■ The problem ■
Retype, character for character, the part of the records that opens with the line containing "level-plus-label: +3° [514, 352, 529, 363]" and closes with the line containing "dimension-hole-width-outer: 400mm [449, 54, 615, 114]", including both of those lines.

Element box annotations:
******************************
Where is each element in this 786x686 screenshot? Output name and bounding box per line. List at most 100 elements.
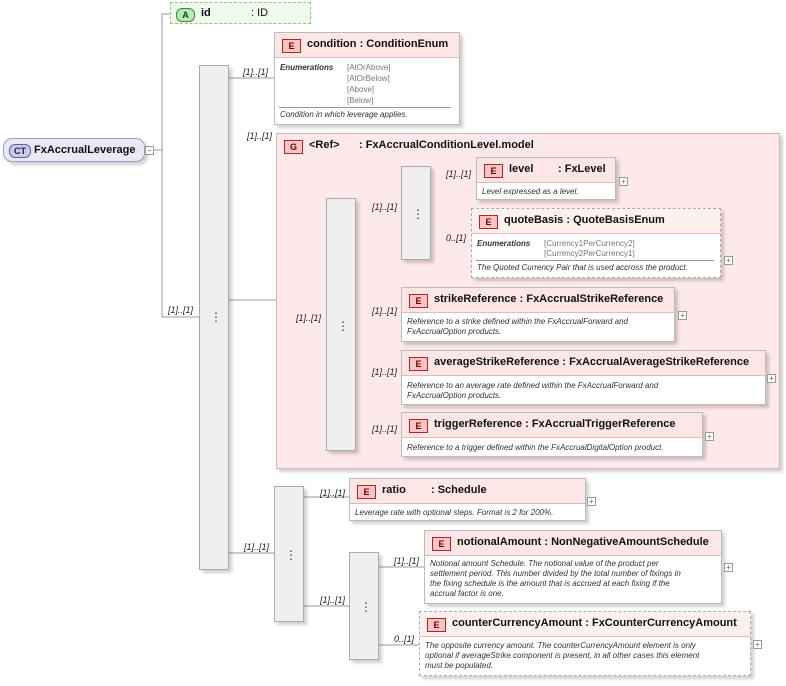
attribute-badge: A	[176, 8, 195, 22]
complex-type-badge: CT	[9, 144, 31, 158]
notionalamount-name: notionalAmount : NonNegativeAmountSchedu…	[457, 536, 709, 548]
condition-name: condition : ConditionEnum	[307, 38, 449, 50]
averagestrikereference-doc-1: Reference to an average rate defined wit…	[407, 381, 659, 390]
quotebasis-enum-label: Enumerations	[477, 239, 531, 248]
condition-enum-2: [Above]	[347, 85, 375, 94]
condition-enum-label: Enumerations	[280, 63, 334, 72]
attribute-id-node[interactable]: A id : ID	[170, 2, 311, 24]
notionalamount-doc-4: accrual factor is one.	[430, 589, 504, 598]
condition-enum-0: [AtOrAbove]	[347, 63, 391, 72]
countercurrencyamount-header	[420, 612, 750, 637]
quotebasis-header	[472, 209, 720, 234]
attribute-type: : ID	[251, 7, 269, 19]
countercurrencyamount-name: counterCurrencyAmount : FxCounterCurrenc…	[452, 617, 737, 629]
ratio-cardinality: [1]..[1]	[320, 488, 346, 498]
countercurrencyamount-doc-1: The opposite currency amount. The counte…	[425, 641, 696, 650]
triggerreference-header	[402, 413, 702, 438]
strikereference-doc-1: Reference to a strike defined within the…	[407, 317, 628, 326]
main-seq-cardinality: [1]..[1]	[168, 305, 194, 315]
inner-seq-cardinality: [1]..[1]	[296, 313, 322, 323]
quotebasis-name: quoteBasis : QuoteBasisEnum	[504, 214, 665, 226]
plus-icon[interactable]: +	[705, 432, 714, 441]
triggerreference-element[interactable]: E triggerReference : FxAccrualTriggerRef…	[401, 412, 703, 457]
condition-enum-3: [Below]	[347, 96, 374, 105]
quotebasis-enum-1: [Currency2PerCurrency1]	[544, 249, 635, 258]
notionalamount-doc-1: Notional amount Schedule. The notional v…	[430, 559, 659, 568]
amount-seq-cardinality: [1]..[1]	[320, 595, 346, 605]
triggerreference-cardinality: [1]..[1]	[372, 424, 398, 434]
element-badge: E	[409, 419, 428, 433]
level-name: level	[509, 163, 534, 175]
element-badge: E	[409, 357, 428, 371]
plus-icon[interactable]: +	[678, 311, 687, 320]
sequence-icon: ⋮	[360, 600, 372, 614]
strikereference-element[interactable]: E strikeReference : FxAccrualStrikeRefer…	[401, 287, 675, 342]
lower-seq-cardinality: [1]..[1]	[244, 542, 270, 552]
condition-rule	[279, 107, 451, 108]
averagestrikereference-element[interactable]: E averageStrikeReference : FxAccrualAver…	[401, 350, 766, 405]
sequence-icon: ⋮	[285, 548, 297, 562]
plus-icon[interactable]: +	[753, 640, 762, 649]
countercurrencyamount-cardinality: 0..[1]	[394, 634, 415, 644]
notionalamount-element[interactable]: E notionalAmount : NonNegativeAmountSche…	[424, 530, 722, 604]
group-badge: G	[284, 140, 303, 154]
notionalamount-header	[425, 531, 721, 556]
condition-doc: Condition in which leverage applies.	[280, 110, 408, 119]
choice-cardinality: [1]..[1]	[372, 202, 398, 212]
level-cardinality: [1]..[1]	[446, 169, 472, 179]
quotebasis-element[interactable]: E quoteBasis : QuoteBasisEnum Enumeratio…	[471, 208, 721, 278]
plus-icon[interactable]: +	[724, 563, 733, 572]
element-badge: E	[484, 164, 503, 178]
level-doc: Level expressed as a level.	[482, 187, 579, 196]
averagestrikereference-cardinality: [1]..[1]	[372, 367, 398, 377]
plus-icon[interactable]: +	[767, 374, 776, 383]
strikereference-header	[402, 288, 674, 313]
lower-sequence-compositor[interactable]: ⋮	[274, 486, 304, 622]
group-ref: <Ref>	[309, 139, 340, 151]
quotebasis-rule	[476, 260, 714, 261]
ratio-header	[350, 479, 585, 504]
complex-type-node[interactable]: CT FxAccrualLeverage	[3, 138, 145, 162]
ratio-type: : Schedule	[431, 484, 487, 496]
countercurrencyamount-element[interactable]: E counterCurrencyAmount : FxCounterCurre…	[419, 611, 751, 676]
triggerreference-name: triggerReference : FxAccrualTriggerRefer…	[434, 418, 676, 430]
quotebasis-cardinality: 0..[1]	[446, 233, 467, 243]
notionalamount-cardinality: [1]..[1]	[394, 556, 420, 566]
strikereference-name: strikeReference : FxAccrualStrikeReferen…	[434, 293, 664, 305]
notionalamount-doc-2: settlement period. This number divided b…	[430, 569, 681, 578]
quotebasis-doc: The Quoted Currency Pair that is used ac…	[477, 263, 688, 272]
group-type: : FxAccrualConditionLevel.model	[359, 139, 534, 151]
strikereference-doc-2: FxAccrualOption products.	[407, 327, 502, 336]
element-badge: E	[409, 294, 428, 308]
element-badge: E	[479, 215, 498, 229]
inner-sequence-compositor[interactable]: ⋮	[326, 198, 356, 451]
countercurrencyamount-doc-3: must be populated.	[425, 661, 494, 670]
element-badge: E	[432, 537, 451, 551]
condition-enum-1: [AtOrBelow]	[347, 74, 390, 83]
condition-header	[275, 33, 459, 58]
minus-icon[interactable]: −	[145, 146, 154, 155]
condition-cardinality: [1]..[1]	[243, 67, 269, 77]
element-badge: E	[282, 39, 301, 53]
sequence-icon: ⋮	[337, 319, 349, 333]
averagestrikereference-doc-2: FxAccrualOption products.	[407, 391, 502, 400]
level-type: : FxLevel	[558, 163, 606, 175]
main-sequence-compositor[interactable]: ⋮	[199, 65, 229, 570]
plus-icon[interactable]: +	[587, 497, 596, 506]
attribute-name: id	[201, 7, 211, 19]
level-element[interactable]: E level : FxLevel Level expressed as a l…	[476, 157, 616, 200]
countercurrencyamount-doc-2: optional if averageStrike component is p…	[425, 651, 700, 660]
plus-icon[interactable]: +	[619, 177, 628, 186]
amount-sequence-compositor[interactable]: ⋮	[349, 552, 379, 660]
condition-element[interactable]: E condition : ConditionEnum Enumerations…	[274, 32, 460, 125]
ratio-element[interactable]: E ratio : Schedule Leverage rate with op…	[349, 478, 586, 521]
element-badge: E	[427, 618, 446, 632]
triggerreference-doc: Reference to a trigger defined within th…	[407, 443, 664, 452]
ratio-name: ratio	[382, 484, 406, 496]
choice-compositor[interactable]: ⋮	[401, 166, 431, 260]
notionalamount-doc-3: the fixing schedule is the amount that i…	[430, 579, 670, 588]
sequence-icon: ⋮	[210, 310, 222, 324]
strikereference-cardinality: [1]..[1]	[372, 306, 398, 316]
sequence-icon: ⋮	[412, 207, 424, 221]
plus-icon[interactable]: +	[724, 256, 733, 265]
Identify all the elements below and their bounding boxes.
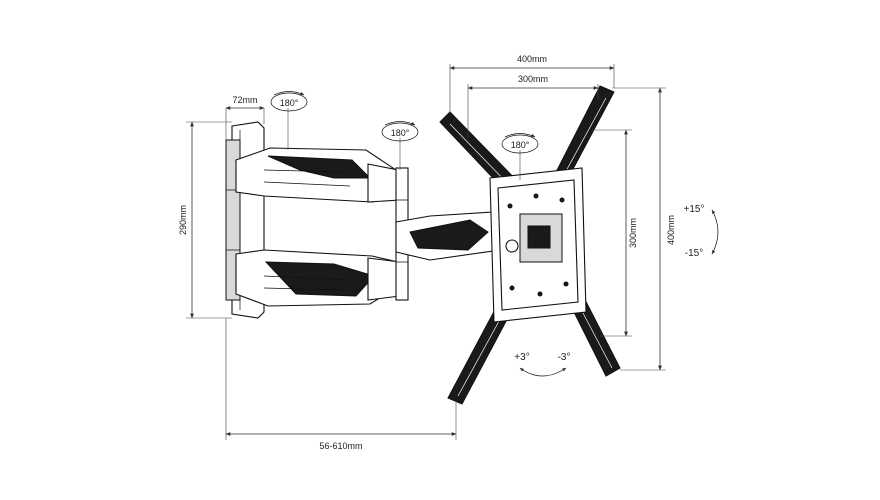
level-plus-label: +3° [514, 352, 529, 363]
mid-pivot-label: 180° [391, 128, 410, 138]
dimension-hole-height-inner: 300mm [592, 129, 638, 337]
dimension-plate-height: 290mm [178, 121, 232, 319]
extension-label: 56-610mm [319, 441, 362, 451]
head-pivot-label: 180° [511, 140, 530, 150]
rotation-arrow-icon [273, 91, 305, 96]
hole-height-outer-label: 400mm [666, 215, 676, 245]
level-arrow-icon [519, 367, 567, 377]
dimension-extension: 56-610mm [225, 318, 457, 451]
hole-height-inner-label: 300mm [628, 218, 638, 248]
rotation-badge-mid: 180° [381, 121, 419, 170]
dimension-hole-height-outer: 400mm [612, 87, 676, 371]
upper-arm [235, 147, 401, 203]
tilt-up-label: +15° [684, 204, 705, 215]
rotation-arrow-icon [384, 121, 416, 126]
lower-arm [235, 249, 401, 307]
hole-width-inner-label: 300mm [518, 74, 548, 84]
plate-height-label: 290mm [178, 205, 188, 235]
level-indicator: +3° -3° [514, 352, 571, 377]
rotation-badge-wall: 180° [270, 91, 308, 150]
rotation-badge-head: 180° [501, 133, 539, 180]
tilt-indicator: +15° -15° [684, 204, 719, 259]
dimension-hole-width-outer: 400mm [449, 54, 615, 114]
level-minus-label: -3° [558, 352, 571, 363]
hole-width-outer-label: 400mm [517, 54, 547, 64]
arm-depth-label: 72mm [232, 95, 257, 105]
wall-pivot-label: 180° [280, 98, 299, 108]
tilt-arrow-icon [711, 209, 719, 255]
fore-arm [395, 211, 501, 261]
rotation-arrow-icon [504, 133, 536, 138]
dimension-arm-depth: 72mm [225, 95, 265, 140]
tilt-down-label: -15° [685, 248, 703, 259]
vesa-bracket [439, 85, 621, 405]
dimension-hole-width-inner: 300mm [467, 74, 599, 138]
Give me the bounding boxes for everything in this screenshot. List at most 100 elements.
******************************
■ Response below ■
level-plus-label: +3° [514, 352, 529, 363]
mid-pivot-label: 180° [391, 128, 410, 138]
dimension-hole-height-inner: 300mm [592, 129, 638, 337]
dimension-plate-height: 290mm [178, 121, 232, 319]
extension-label: 56-610mm [319, 441, 362, 451]
head-pivot-label: 180° [511, 140, 530, 150]
rotation-arrow-icon [273, 91, 305, 96]
hole-height-outer-label: 400mm [666, 215, 676, 245]
level-arrow-icon [519, 367, 567, 377]
dimension-extension: 56-610mm [225, 318, 457, 451]
hole-height-inner-label: 300mm [628, 218, 638, 248]
rotation-badge-mid: 180° [381, 121, 419, 170]
dimension-hole-height-outer: 400mm [612, 87, 676, 371]
upper-arm [235, 147, 401, 203]
tilt-up-label: +15° [684, 204, 705, 215]
rotation-arrow-icon [384, 121, 416, 126]
lower-arm [235, 249, 401, 307]
hole-width-inner-label: 300mm [518, 74, 548, 84]
plate-height-label: 290mm [178, 205, 188, 235]
level-indicator: +3° -3° [514, 352, 571, 377]
rotation-badge-wall: 180° [270, 91, 308, 150]
rotation-badge-head: 180° [501, 133, 539, 180]
tilt-indicator: +15° -15° [684, 204, 719, 259]
dimension-hole-width-outer: 400mm [449, 54, 615, 114]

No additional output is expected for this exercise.